Goal: Below are some entries; can you quote all of them exactly?

Material for this task:
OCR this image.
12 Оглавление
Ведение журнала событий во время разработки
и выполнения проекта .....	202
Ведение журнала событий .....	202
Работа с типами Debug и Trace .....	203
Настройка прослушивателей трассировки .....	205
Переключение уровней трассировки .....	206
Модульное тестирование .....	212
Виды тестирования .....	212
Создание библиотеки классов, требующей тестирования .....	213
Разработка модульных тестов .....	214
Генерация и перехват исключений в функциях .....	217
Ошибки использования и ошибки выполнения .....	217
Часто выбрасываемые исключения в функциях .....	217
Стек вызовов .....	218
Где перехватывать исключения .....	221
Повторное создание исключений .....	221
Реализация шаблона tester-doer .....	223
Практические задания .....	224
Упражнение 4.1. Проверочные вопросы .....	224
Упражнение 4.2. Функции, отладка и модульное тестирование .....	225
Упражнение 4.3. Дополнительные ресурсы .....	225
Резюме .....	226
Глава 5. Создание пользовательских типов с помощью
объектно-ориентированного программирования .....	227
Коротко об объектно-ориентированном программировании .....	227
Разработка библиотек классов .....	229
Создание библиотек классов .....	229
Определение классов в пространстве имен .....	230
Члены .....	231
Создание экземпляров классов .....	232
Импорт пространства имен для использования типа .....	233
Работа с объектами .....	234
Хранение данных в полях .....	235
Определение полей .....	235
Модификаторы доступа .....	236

Result below:
OCR this image.
12 Оглавление
Ведение журнала событий во время разработки
и выполнения проекта .....	202
Ведение журнала событий .....	202
Работа с типами Debug и Trace .....	203
Настройка прослушивателей трассировки .....	205
Переключение уровней трассировки .....	206
Модульное тестирование .....	212
Виды тестирования .....	212
Создание библиотеки классов, требующей тестирования .....	213
Разработка модульных тестов .....	214
Генерация и перехват исключений в функциях .....	217
Ошибки использования и ошибки выполнения .....	217
Часто выбрасываемые исключения в функциях .....	217
Стек вызовов .....	218
Где перехватывать исключения .....	221
Повторное создание исключений .....	221
Реализация шаблона tester-doer .....	223
Практические задания .....	224
Упражнение 4.1. Проверочные вопросы .....	224
Упражнение 4.2. Функции, отладка и модульное тестирование .....	225
Упражнение 4.3. Дополнительные ресурсы .....	225
Резюме .....	226
Глава 5. Создание пользовательских типов с помощью
объектно-ориентированного программирования .....	227
Коротко об объектно-ориентированном программировании .....	227
Разработка библиотек классов .....	229
Создание библиотек классов .....	229
Определение классов в пространстве имен .....	230
Члены .....	231
Создание экземпляров классов .....	232
Импорт пространства имен для использования типа .....	233
Работа с объектами .....	234
Хранение данных в полях .....	235
Определение полей .....	235
Модификаторы доступа .....	236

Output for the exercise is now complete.